=== Input rows ===

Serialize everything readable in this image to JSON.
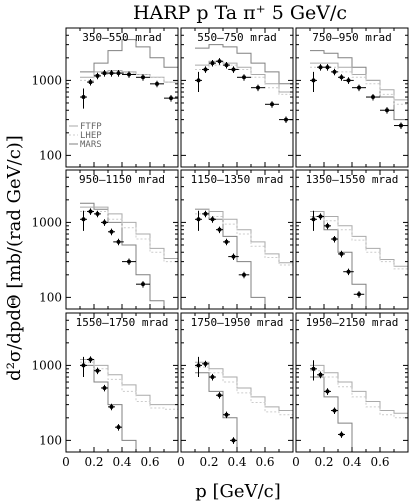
{
  "chart_data": {
    "type": "line",
    "title": "HARP p Ta π⁺ 5 GeV/c",
    "xlabel": "p [GeV/c]",
    "ylabel": "d²σ/dpdΘ [mb/(rad GeV/c)]",
    "xlim": [
      0,
      0.8
    ],
    "ylim": [
      70,
      5000
    ],
    "yscale": "log",
    "xticks": [
      "0",
      "0.2",
      "0.4",
      "0.6"
    ],
    "yticks": [
      "100",
      "1000"
    ],
    "legend": {
      "placement": "bottom-left of first panel",
      "entries": [
        "FTFP",
        "LHEP",
        "MARS"
      ]
    },
    "colors": {
      "data": "#000000",
      "ftfp": "#aaaaaa",
      "lhep": "#cccccc",
      "mars": "#808080"
    },
    "panels": [
      {
        "label": "350–550 mrad",
        "data": {
          "x": [
            0.125,
            0.175,
            0.225,
            0.275,
            0.325,
            0.375,
            0.45,
            0.55,
            0.65,
            0.75
          ],
          "y": [
            600,
            950,
            1150,
            1250,
            1250,
            1250,
            1200,
            1100,
            900,
            580
          ]
        },
        "ftfp": {
          "x": [
            0.1,
            0.2,
            0.3,
            0.4,
            0.5,
            0.6,
            0.7,
            0.8
          ],
          "y": [
            1100,
            1300,
            1350,
            1300,
            1200,
            1100,
            950,
            850
          ]
        },
        "lhep": {
          "x": [
            0.1,
            0.2,
            0.3,
            0.4,
            0.5,
            0.6,
            0.7,
            0.8
          ],
          "y": [
            1000,
            1200,
            1250,
            1250,
            1200,
            1100,
            950,
            850
          ]
        },
        "mars": {
          "x": [
            0.1,
            0.2,
            0.3,
            0.4,
            0.5,
            0.6,
            0.7,
            0.8
          ],
          "y": [
            1300,
            1700,
            2500,
            3500,
            2800,
            2000,
            1500,
            1300
          ]
        }
      },
      {
        "label": "550–750 mrad",
        "data": {
          "x": [
            0.125,
            0.175,
            0.225,
            0.275,
            0.325,
            0.375,
            0.45,
            0.55,
            0.65,
            0.75
          ],
          "y": [
            1000,
            1400,
            1700,
            1800,
            1600,
            1400,
            1100,
            800,
            480,
            300
          ]
        },
        "ftfp": {
          "x": [
            0.1,
            0.2,
            0.3,
            0.4,
            0.5,
            0.6,
            0.7,
            0.8
          ],
          "y": [
            1600,
            1800,
            1700,
            1500,
            1200,
            900,
            700,
            600
          ]
        },
        "lhep": {
          "x": [
            0.1,
            0.2,
            0.3,
            0.4,
            0.5,
            0.6,
            0.7,
            0.8
          ],
          "y": [
            1400,
            1600,
            1600,
            1400,
            1100,
            800,
            650,
            550
          ]
        },
        "mars": {
          "x": [
            0.1,
            0.2,
            0.3,
            0.4,
            0.5,
            0.6,
            0.7,
            0.8
          ],
          "y": [
            2700,
            3000,
            2800,
            2300,
            1700,
            1300,
            900,
            700
          ]
        }
      },
      {
        "label": "750–950 mrad",
        "data": {
          "x": [
            0.125,
            0.175,
            0.225,
            0.275,
            0.325,
            0.375,
            0.45,
            0.55,
            0.65,
            0.75
          ],
          "y": [
            1000,
            1500,
            1500,
            1300,
            1100,
            1000,
            800,
            600,
            400,
            250
          ]
        },
        "ftfp": {
          "x": [
            0.1,
            0.2,
            0.3,
            0.4,
            0.5,
            0.6,
            0.7,
            0.8
          ],
          "y": [
            1700,
            1700,
            1500,
            1200,
            1000,
            750,
            550,
            420
          ]
        },
        "lhep": {
          "x": [
            0.1,
            0.2,
            0.3,
            0.4,
            0.5,
            0.6,
            0.7,
            0.8
          ],
          "y": [
            1500,
            1500,
            1300,
            1100,
            900,
            650,
            480,
            380
          ]
        },
        "mars": {
          "x": [
            0.1,
            0.2,
            0.3,
            0.4,
            0.5,
            0.6,
            0.7,
            0.8
          ],
          "y": [
            2500,
            2300,
            2000,
            1500,
            1000,
            600,
            300,
            130
          ]
        }
      },
      {
        "label": "950–1150 mrad",
        "data": {
          "x": [
            0.125,
            0.175,
            0.225,
            0.275,
            0.325,
            0.375,
            0.45,
            0.55
          ],
          "y": [
            1100,
            1400,
            1300,
            1000,
            750,
            550,
            300,
            150
          ]
        },
        "ftfp": {
          "x": [
            0.1,
            0.2,
            0.3,
            0.4,
            0.5,
            0.6,
            0.7,
            0.8
          ],
          "y": [
            1600,
            1600,
            1300,
            1000,
            700,
            450,
            330,
            280
          ]
        },
        "lhep": {
          "x": [
            0.1,
            0.2,
            0.3,
            0.4,
            0.5,
            0.6,
            0.7,
            0.8
          ],
          "y": [
            1400,
            1400,
            1100,
            850,
            600,
            400,
            300,
            260
          ]
        },
        "mars": {
          "x": [
            0.1,
            0.2,
            0.3,
            0.4,
            0.5,
            0.6,
            0.7
          ],
          "y": [
            1800,
            1500,
            1000,
            500,
            200,
            90,
            50
          ]
        }
      },
      {
        "label": "1150–1350 mrad",
        "data": {
          "x": [
            0.125,
            0.175,
            0.225,
            0.275,
            0.325,
            0.375,
            0.45
          ],
          "y": [
            1100,
            1300,
            1100,
            800,
            550,
            350,
            200
          ]
        },
        "ftfp": {
          "x": [
            0.1,
            0.2,
            0.3,
            0.4,
            0.5,
            0.6,
            0.7,
            0.8
          ],
          "y": [
            1500,
            1400,
            1100,
            800,
            550,
            380,
            290,
            250
          ]
        },
        "lhep": {
          "x": [
            0.1,
            0.2,
            0.3,
            0.4,
            0.5,
            0.6,
            0.7,
            0.8
          ],
          "y": [
            1300,
            1200,
            950,
            700,
            480,
            340,
            270,
            240
          ]
        },
        "mars": {
          "x": [
            0.1,
            0.2,
            0.3,
            0.4,
            0.5,
            0.6
          ],
          "y": [
            1500,
            1100,
            650,
            300,
            100,
            50
          ]
        }
      },
      {
        "label": "1350–1550 mrad",
        "data": {
          "x": [
            0.125,
            0.175,
            0.225,
            0.275,
            0.325,
            0.375,
            0.45
          ],
          "y": [
            1100,
            1200,
            900,
            600,
            380,
            220,
            110
          ]
        },
        "ftfp": {
          "x": [
            0.1,
            0.2,
            0.3,
            0.4,
            0.5,
            0.6,
            0.7,
            0.8
          ],
          "y": [
            1400,
            1200,
            900,
            650,
            450,
            320,
            260,
            230
          ]
        },
        "lhep": {
          "x": [
            0.1,
            0.2,
            0.3,
            0.4,
            0.5,
            0.6,
            0.7,
            0.8
          ],
          "y": [
            1200,
            1050,
            800,
            580,
            400,
            300,
            240,
            220
          ]
        },
        "mars": {
          "x": [
            0.1,
            0.2,
            0.3,
            0.4,
            0.5,
            0.6
          ],
          "y": [
            1200,
            800,
            400,
            150,
            60,
            30
          ]
        }
      },
      {
        "label": "1550–1750 mrad",
        "data": {
          "x": [
            0.125,
            0.175,
            0.225,
            0.275,
            0.325,
            0.375
          ],
          "y": [
            1000,
            1200,
            850,
            500,
            280,
            150
          ]
        },
        "ftfp": {
          "x": [
            0.1,
            0.2,
            0.3,
            0.4,
            0.5,
            0.6,
            0.7
          ],
          "y": [
            1200,
            1000,
            750,
            550,
            400,
            300,
            300
          ]
        },
        "lhep": {
          "x": [
            0.1,
            0.2,
            0.3,
            0.4,
            0.5,
            0.6,
            0.7
          ],
          "y": [
            1100,
            900,
            650,
            450,
            330,
            270,
            260
          ]
        },
        "mars": {
          "x": [
            0.1,
            0.2,
            0.3,
            0.4,
            0.5
          ],
          "y": [
            1000,
            600,
            300,
            100,
            40
          ]
        }
      },
      {
        "label": "1750–1950 mrad",
        "data": {
          "x": [
            0.125,
            0.175,
            0.225,
            0.275,
            0.325,
            0.375
          ],
          "y": [
            1000,
            1050,
            700,
            400,
            220,
            100
          ]
        },
        "ftfp": {
          "x": [
            0.1,
            0.2,
            0.3,
            0.4,
            0.5,
            0.6,
            0.7
          ],
          "y": [
            1100,
            900,
            700,
            500,
            380,
            280,
            250
          ]
        },
        "lhep": {
          "x": [
            0.1,
            0.2,
            0.3,
            0.4,
            0.5,
            0.6,
            0.7
          ],
          "y": [
            950,
            800,
            600,
            430,
            320,
            240,
            220
          ]
        },
        "mars": {
          "x": [
            0.1,
            0.2,
            0.3,
            0.4,
            0.5
          ],
          "y": [
            800,
            450,
            200,
            70,
            30
          ]
        }
      },
      {
        "label": "1950–2150 mrad",
        "data": {
          "x": [
            0.125,
            0.175,
            0.225,
            0.275,
            0.325
          ],
          "y": [
            900,
            750,
            450,
            250,
            120
          ]
        },
        "ftfp": {
          "x": [
            0.1,
            0.2,
            0.3,
            0.4,
            0.5,
            0.6,
            0.7
          ],
          "y": [
            1000,
            800,
            600,
            450,
            330,
            250,
            230
          ]
        },
        "lhep": {
          "x": [
            0.1,
            0.2,
            0.3,
            0.4,
            0.5,
            0.6,
            0.7
          ],
          "y": [
            850,
            700,
            520,
            380,
            280,
            220,
            200
          ]
        },
        "mars": {
          "x": [
            0.1,
            0.2,
            0.3,
            0.4,
            0.5
          ],
          "y": [
            700,
            380,
            170,
            60,
            25
          ]
        }
      }
    ]
  }
}
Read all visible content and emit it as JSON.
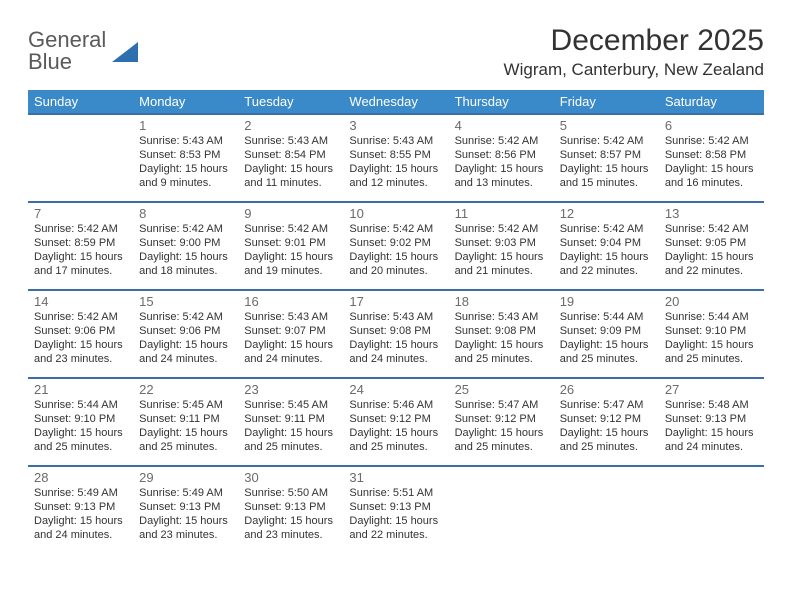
{
  "brand": {
    "part1": "General",
    "part2": "Blue"
  },
  "title": "December 2025",
  "location": "Wigram, Canterbury, New Zealand",
  "colors": {
    "header_bg": "#3a89c9",
    "header_fg": "#ffffff",
    "row_border": "#3a6ea5",
    "text": "#323232",
    "daynum": "#6b6b6b",
    "brand_gray": "#5a5a5a",
    "brand_blue": "#2f6fb0"
  },
  "weekdays": [
    "Sunday",
    "Monday",
    "Tuesday",
    "Wednesday",
    "Thursday",
    "Friday",
    "Saturday"
  ],
  "weeks": [
    [
      null,
      {
        "day": "1",
        "sunrise": "Sunrise: 5:43 AM",
        "sunset": "Sunset: 8:53 PM",
        "daylight": "Daylight: 15 hours and 9 minutes."
      },
      {
        "day": "2",
        "sunrise": "Sunrise: 5:43 AM",
        "sunset": "Sunset: 8:54 PM",
        "daylight": "Daylight: 15 hours and 11 minutes."
      },
      {
        "day": "3",
        "sunrise": "Sunrise: 5:43 AM",
        "sunset": "Sunset: 8:55 PM",
        "daylight": "Daylight: 15 hours and 12 minutes."
      },
      {
        "day": "4",
        "sunrise": "Sunrise: 5:42 AM",
        "sunset": "Sunset: 8:56 PM",
        "daylight": "Daylight: 15 hours and 13 minutes."
      },
      {
        "day": "5",
        "sunrise": "Sunrise: 5:42 AM",
        "sunset": "Sunset: 8:57 PM",
        "daylight": "Daylight: 15 hours and 15 minutes."
      },
      {
        "day": "6",
        "sunrise": "Sunrise: 5:42 AM",
        "sunset": "Sunset: 8:58 PM",
        "daylight": "Daylight: 15 hours and 16 minutes."
      }
    ],
    [
      {
        "day": "7",
        "sunrise": "Sunrise: 5:42 AM",
        "sunset": "Sunset: 8:59 PM",
        "daylight": "Daylight: 15 hours and 17 minutes."
      },
      {
        "day": "8",
        "sunrise": "Sunrise: 5:42 AM",
        "sunset": "Sunset: 9:00 PM",
        "daylight": "Daylight: 15 hours and 18 minutes."
      },
      {
        "day": "9",
        "sunrise": "Sunrise: 5:42 AM",
        "sunset": "Sunset: 9:01 PM",
        "daylight": "Daylight: 15 hours and 19 minutes."
      },
      {
        "day": "10",
        "sunrise": "Sunrise: 5:42 AM",
        "sunset": "Sunset: 9:02 PM",
        "daylight": "Daylight: 15 hours and 20 minutes."
      },
      {
        "day": "11",
        "sunrise": "Sunrise: 5:42 AM",
        "sunset": "Sunset: 9:03 PM",
        "daylight": "Daylight: 15 hours and 21 minutes."
      },
      {
        "day": "12",
        "sunrise": "Sunrise: 5:42 AM",
        "sunset": "Sunset: 9:04 PM",
        "daylight": "Daylight: 15 hours and 22 minutes."
      },
      {
        "day": "13",
        "sunrise": "Sunrise: 5:42 AM",
        "sunset": "Sunset: 9:05 PM",
        "daylight": "Daylight: 15 hours and 22 minutes."
      }
    ],
    [
      {
        "day": "14",
        "sunrise": "Sunrise: 5:42 AM",
        "sunset": "Sunset: 9:06 PM",
        "daylight": "Daylight: 15 hours and 23 minutes."
      },
      {
        "day": "15",
        "sunrise": "Sunrise: 5:42 AM",
        "sunset": "Sunset: 9:06 PM",
        "daylight": "Daylight: 15 hours and 24 minutes."
      },
      {
        "day": "16",
        "sunrise": "Sunrise: 5:43 AM",
        "sunset": "Sunset: 9:07 PM",
        "daylight": "Daylight: 15 hours and 24 minutes."
      },
      {
        "day": "17",
        "sunrise": "Sunrise: 5:43 AM",
        "sunset": "Sunset: 9:08 PM",
        "daylight": "Daylight: 15 hours and 24 minutes."
      },
      {
        "day": "18",
        "sunrise": "Sunrise: 5:43 AM",
        "sunset": "Sunset: 9:08 PM",
        "daylight": "Daylight: 15 hours and 25 minutes."
      },
      {
        "day": "19",
        "sunrise": "Sunrise: 5:44 AM",
        "sunset": "Sunset: 9:09 PM",
        "daylight": "Daylight: 15 hours and 25 minutes."
      },
      {
        "day": "20",
        "sunrise": "Sunrise: 5:44 AM",
        "sunset": "Sunset: 9:10 PM",
        "daylight": "Daylight: 15 hours and 25 minutes."
      }
    ],
    [
      {
        "day": "21",
        "sunrise": "Sunrise: 5:44 AM",
        "sunset": "Sunset: 9:10 PM",
        "daylight": "Daylight: 15 hours and 25 minutes."
      },
      {
        "day": "22",
        "sunrise": "Sunrise: 5:45 AM",
        "sunset": "Sunset: 9:11 PM",
        "daylight": "Daylight: 15 hours and 25 minutes."
      },
      {
        "day": "23",
        "sunrise": "Sunrise: 5:45 AM",
        "sunset": "Sunset: 9:11 PM",
        "daylight": "Daylight: 15 hours and 25 minutes."
      },
      {
        "day": "24",
        "sunrise": "Sunrise: 5:46 AM",
        "sunset": "Sunset: 9:12 PM",
        "daylight": "Daylight: 15 hours and 25 minutes."
      },
      {
        "day": "25",
        "sunrise": "Sunrise: 5:47 AM",
        "sunset": "Sunset: 9:12 PM",
        "daylight": "Daylight: 15 hours and 25 minutes."
      },
      {
        "day": "26",
        "sunrise": "Sunrise: 5:47 AM",
        "sunset": "Sunset: 9:12 PM",
        "daylight": "Daylight: 15 hours and 25 minutes."
      },
      {
        "day": "27",
        "sunrise": "Sunrise: 5:48 AM",
        "sunset": "Sunset: 9:13 PM",
        "daylight": "Daylight: 15 hours and 24 minutes."
      }
    ],
    [
      {
        "day": "28",
        "sunrise": "Sunrise: 5:49 AM",
        "sunset": "Sunset: 9:13 PM",
        "daylight": "Daylight: 15 hours and 24 minutes."
      },
      {
        "day": "29",
        "sunrise": "Sunrise: 5:49 AM",
        "sunset": "Sunset: 9:13 PM",
        "daylight": "Daylight: 15 hours and 23 minutes."
      },
      {
        "day": "30",
        "sunrise": "Sunrise: 5:50 AM",
        "sunset": "Sunset: 9:13 PM",
        "daylight": "Daylight: 15 hours and 23 minutes."
      },
      {
        "day": "31",
        "sunrise": "Sunrise: 5:51 AM",
        "sunset": "Sunset: 9:13 PM",
        "daylight": "Daylight: 15 hours and 22 minutes."
      },
      null,
      null,
      null
    ]
  ]
}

===

### Exercise prompt
List every line from the entries above in which "mrad" appears.

### Solution for this problem
        "label": "350–550 mrad",
        "label": "550–750 mrad",
        "label": "750–950 mrad",
        "label": "950–1150 mrad",
        "label": "1150–1350 mrad",
        "label": "1350–1550 mrad",
        "label": "1550–1750 mrad",
        "label": "1750–1950 mrad",
        "label": "1950–2150 mrad",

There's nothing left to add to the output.